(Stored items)
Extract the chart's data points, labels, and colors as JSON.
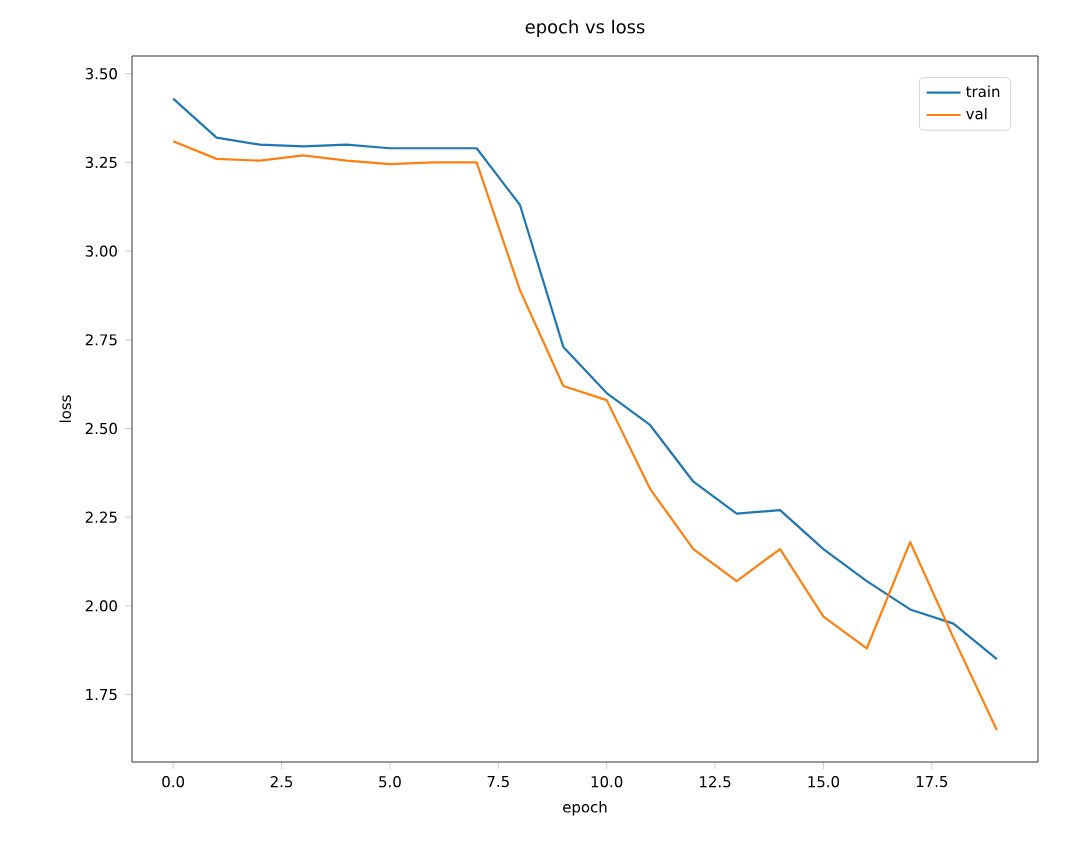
{
  "chart_data": {
    "type": "line",
    "title": "epoch vs loss",
    "xlabel": "epoch",
    "ylabel": "loss",
    "x": [
      0,
      1,
      2,
      3,
      4,
      5,
      6,
      7,
      8,
      9,
      10,
      11,
      12,
      13,
      14,
      15,
      16,
      17,
      18,
      19
    ],
    "series": [
      {
        "name": "train",
        "color": "#1f77b4",
        "values": [
          3.43,
          3.32,
          3.3,
          3.295,
          3.3,
          3.29,
          3.29,
          3.29,
          3.13,
          2.73,
          2.6,
          2.51,
          2.35,
          2.26,
          2.27,
          2.16,
          2.07,
          1.99,
          1.95,
          1.85
        ]
      },
      {
        "name": "val",
        "color": "#ff7f0e",
        "values": [
          3.31,
          3.26,
          3.255,
          3.27,
          3.255,
          3.245,
          3.25,
          3.25,
          2.89,
          2.62,
          2.58,
          2.33,
          2.16,
          2.07,
          2.16,
          1.97,
          1.88,
          2.18,
          1.91,
          1.65
        ]
      }
    ],
    "xlim": [
      -0.95,
      19.95
    ],
    "ylim": [
      1.56,
      3.55
    ],
    "xticks": [
      {
        "value": 0,
        "label": "0.0"
      },
      {
        "value": 2.5,
        "label": "2.5"
      },
      {
        "value": 5,
        "label": "5.0"
      },
      {
        "value": 7.5,
        "label": "7.5"
      },
      {
        "value": 10,
        "label": "10.0"
      },
      {
        "value": 12.5,
        "label": "12.5"
      },
      {
        "value": 15,
        "label": "15.0"
      },
      {
        "value": 17.5,
        "label": "17.5"
      }
    ],
    "yticks": [
      {
        "value": 1.75,
        "label": "1.75"
      },
      {
        "value": 2.0,
        "label": "2.00"
      },
      {
        "value": 2.25,
        "label": "2.25"
      },
      {
        "value": 2.5,
        "label": "2.50"
      },
      {
        "value": 2.75,
        "label": "2.75"
      },
      {
        "value": 3.0,
        "label": "3.00"
      },
      {
        "value": 3.25,
        "label": "3.25"
      },
      {
        "value": 3.5,
        "label": "3.50"
      }
    ],
    "grid": false,
    "legend": "top right",
    "marker": "none",
    "line_style": "solid"
  }
}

#### EXERCISE DETAILS
Copy the data word for word. Pictures do not go in the copy.

#### FINAL RESULT
Extract the chart's data points, labels, and colors as JSON.
{
  "chart_data": {
    "type": "line",
    "title": "epoch vs loss",
    "xlabel": "epoch",
    "ylabel": "loss",
    "x": [
      0,
      1,
      2,
      3,
      4,
      5,
      6,
      7,
      8,
      9,
      10,
      11,
      12,
      13,
      14,
      15,
      16,
      17,
      18,
      19
    ],
    "series": [
      {
        "name": "train",
        "color": "#1f77b4",
        "values": [
          3.43,
          3.32,
          3.3,
          3.295,
          3.3,
          3.29,
          3.29,
          3.29,
          3.13,
          2.73,
          2.6,
          2.51,
          2.35,
          2.26,
          2.27,
          2.16,
          2.07,
          1.99,
          1.95,
          1.85
        ]
      },
      {
        "name": "val",
        "color": "#ff7f0e",
        "values": [
          3.31,
          3.26,
          3.255,
          3.27,
          3.255,
          3.245,
          3.25,
          3.25,
          2.89,
          2.62,
          2.58,
          2.33,
          2.16,
          2.07,
          2.16,
          1.97,
          1.88,
          2.18,
          1.91,
          1.65
        ]
      }
    ],
    "xlim": [
      -0.95,
      19.95
    ],
    "ylim": [
      1.56,
      3.55
    ],
    "xticks": [
      {
        "value": 0,
        "label": "0.0"
      },
      {
        "value": 2.5,
        "label": "2.5"
      },
      {
        "value": 5,
        "label": "5.0"
      },
      {
        "value": 7.5,
        "label": "7.5"
      },
      {
        "value": 10,
        "label": "10.0"
      },
      {
        "value": 12.5,
        "label": "12.5"
      },
      {
        "value": 15,
        "label": "15.0"
      },
      {
        "value": 17.5,
        "label": "17.5"
      }
    ],
    "yticks": [
      {
        "value": 1.75,
        "label": "1.75"
      },
      {
        "value": 2.0,
        "label": "2.00"
      },
      {
        "value": 2.25,
        "label": "2.25"
      },
      {
        "value": 2.5,
        "label": "2.50"
      },
      {
        "value": 2.75,
        "label": "2.75"
      },
      {
        "value": 3.0,
        "label": "3.00"
      },
      {
        "value": 3.25,
        "label": "3.25"
      },
      {
        "value": 3.5,
        "label": "3.50"
      }
    ],
    "grid": false,
    "legend": "top right",
    "marker": "none",
    "line_style": "solid"
  }
}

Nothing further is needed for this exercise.